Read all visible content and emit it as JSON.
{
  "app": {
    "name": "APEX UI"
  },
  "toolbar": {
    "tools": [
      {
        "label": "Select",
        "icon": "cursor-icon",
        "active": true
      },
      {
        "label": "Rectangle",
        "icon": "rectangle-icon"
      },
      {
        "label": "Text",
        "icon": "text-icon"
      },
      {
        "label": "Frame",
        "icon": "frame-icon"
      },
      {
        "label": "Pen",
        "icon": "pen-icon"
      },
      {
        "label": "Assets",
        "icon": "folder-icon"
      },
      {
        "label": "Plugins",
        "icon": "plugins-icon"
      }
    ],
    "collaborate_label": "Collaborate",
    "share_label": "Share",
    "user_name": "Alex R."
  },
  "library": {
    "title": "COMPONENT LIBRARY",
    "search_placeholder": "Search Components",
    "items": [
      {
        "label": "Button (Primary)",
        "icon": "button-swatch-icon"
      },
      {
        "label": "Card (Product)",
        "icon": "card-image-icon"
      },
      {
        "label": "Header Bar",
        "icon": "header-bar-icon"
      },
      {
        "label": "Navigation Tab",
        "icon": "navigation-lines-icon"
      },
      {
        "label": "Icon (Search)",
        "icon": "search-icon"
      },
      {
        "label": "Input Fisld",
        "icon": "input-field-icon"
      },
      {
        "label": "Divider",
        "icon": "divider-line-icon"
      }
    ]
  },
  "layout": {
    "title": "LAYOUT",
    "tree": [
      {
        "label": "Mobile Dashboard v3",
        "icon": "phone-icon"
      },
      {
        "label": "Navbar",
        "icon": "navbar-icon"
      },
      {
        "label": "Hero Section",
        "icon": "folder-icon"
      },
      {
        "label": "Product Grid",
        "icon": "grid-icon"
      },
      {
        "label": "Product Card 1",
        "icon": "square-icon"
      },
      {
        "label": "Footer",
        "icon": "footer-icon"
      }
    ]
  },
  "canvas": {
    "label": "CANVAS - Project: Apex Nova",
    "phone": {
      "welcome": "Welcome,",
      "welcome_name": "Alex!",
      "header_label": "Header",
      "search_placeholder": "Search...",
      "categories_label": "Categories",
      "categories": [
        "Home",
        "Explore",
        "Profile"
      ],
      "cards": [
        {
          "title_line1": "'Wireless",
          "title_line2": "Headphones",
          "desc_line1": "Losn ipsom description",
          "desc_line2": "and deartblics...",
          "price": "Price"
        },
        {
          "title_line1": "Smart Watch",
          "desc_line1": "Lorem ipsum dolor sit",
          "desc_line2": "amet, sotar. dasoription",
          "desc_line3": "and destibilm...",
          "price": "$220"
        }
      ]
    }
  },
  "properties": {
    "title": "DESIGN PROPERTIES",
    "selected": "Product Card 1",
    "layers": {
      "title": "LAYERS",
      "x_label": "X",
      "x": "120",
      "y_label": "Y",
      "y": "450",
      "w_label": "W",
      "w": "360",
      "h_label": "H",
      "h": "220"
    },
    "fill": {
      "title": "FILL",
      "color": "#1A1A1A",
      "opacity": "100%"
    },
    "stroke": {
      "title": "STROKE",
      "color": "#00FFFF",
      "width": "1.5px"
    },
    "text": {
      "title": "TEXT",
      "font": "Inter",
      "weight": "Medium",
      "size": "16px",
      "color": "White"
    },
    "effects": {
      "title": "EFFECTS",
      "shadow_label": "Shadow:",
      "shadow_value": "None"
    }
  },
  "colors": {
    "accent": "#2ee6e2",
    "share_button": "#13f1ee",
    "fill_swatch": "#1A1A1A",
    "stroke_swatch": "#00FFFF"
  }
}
-*-*-
Task details — Write out all the records above again, exactly as they stand.

Right answer —
Read all visible content and emit it as JSON.
{
  "app": {
    "name": "APEX UI"
  },
  "toolbar": {
    "tools": [
      {
        "label": "Select",
        "icon": "cursor-icon",
        "active": true
      },
      {
        "label": "Rectangle",
        "icon": "rectangle-icon"
      },
      {
        "label": "Text",
        "icon": "text-icon"
      },
      {
        "label": "Frame",
        "icon": "frame-icon"
      },
      {
        "label": "Pen",
        "icon": "pen-icon"
      },
      {
        "label": "Assets",
        "icon": "folder-icon"
      },
      {
        "label": "Plugins",
        "icon": "plugins-icon"
      }
    ],
    "collaborate_label": "Collaborate",
    "share_label": "Share",
    "user_name": "Alex R."
  },
  "library": {
    "title": "COMPONENT LIBRARY",
    "search_placeholder": "Search Components",
    "items": [
      {
        "label": "Button (Primary)",
        "icon": "button-swatch-icon"
      },
      {
        "label": "Card (Product)",
        "icon": "card-image-icon"
      },
      {
        "label": "Header Bar",
        "icon": "header-bar-icon"
      },
      {
        "label": "Navigation Tab",
        "icon": "navigation-lines-icon"
      },
      {
        "label": "Icon (Search)",
        "icon": "search-icon"
      },
      {
        "label": "Input Fisld",
        "icon": "input-field-icon"
      },
      {
        "label": "Divider",
        "icon": "divider-line-icon"
      }
    ]
  },
  "layout": {
    "title": "LAYOUT",
    "tree": [
      {
        "label": "Mobile Dashboard v3",
        "icon": "phone-icon"
      },
      {
        "label": "Navbar",
        "icon": "navbar-icon"
      },
      {
        "label": "Hero Section",
        "icon": "folder-icon"
      },
      {
        "label": "Product Grid",
        "icon": "grid-icon"
      },
      {
        "label": "Product Card 1",
        "icon": "square-icon"
      },
      {
        "label": "Footer",
        "icon": "footer-icon"
      }
    ]
  },
  "canvas": {
    "label": "CANVAS - Project: Apex Nova",
    "phone": {
      "welcome": "Welcome,",
      "welcome_name": "Alex!",
      "header_label": "Header",
      "search_placeholder": "Search...",
      "categories_label": "Categories",
      "categories": [
        "Home",
        "Explore",
        "Profile"
      ],
      "cards": [
        {
          "title_line1": "'Wireless",
          "title_line2": "Headphones",
          "desc_line1": "Losn ipsom description",
          "desc_line2": "and deartblics...",
          "price": "Price"
        },
        {
          "title_line1": "Smart Watch",
          "desc_line1": "Lorem ipsum dolor sit",
          "desc_line2": "amet, sotar. dasoription",
          "desc_line3": "and destibilm...",
          "price": "$220"
        }
      ]
    }
  },
  "properties": {
    "title": "DESIGN PROPERTIES",
    "selected": "Product Card 1",
    "layers": {
      "title": "LAYERS",
      "x_label": "X",
      "x": "120",
      "y_label": "Y",
      "y": "450",
      "w_label": "W",
      "w": "360",
      "h_label": "H",
      "h": "220"
    },
    "fill": {
      "title": "FILL",
      "color": "#1A1A1A",
      "opacity": "100%"
    },
    "stroke": {
      "title": "STROKE",
      "color": "#00FFFF",
      "width": "1.5px"
    },
    "text": {
      "title": "TEXT",
      "font": "Inter",
      "weight": "Medium",
      "size": "16px",
      "color": "White"
    },
    "effects": {
      "title": "EFFECTS",
      "shadow_label": "Shadow:",
      "shadow_value": "None"
    }
  },
  "colors": {
    "accent": "#2ee6e2",
    "share_button": "#13f1ee",
    "fill_swatch": "#1A1A1A",
    "stroke_swatch": "#00FFFF"
  }
}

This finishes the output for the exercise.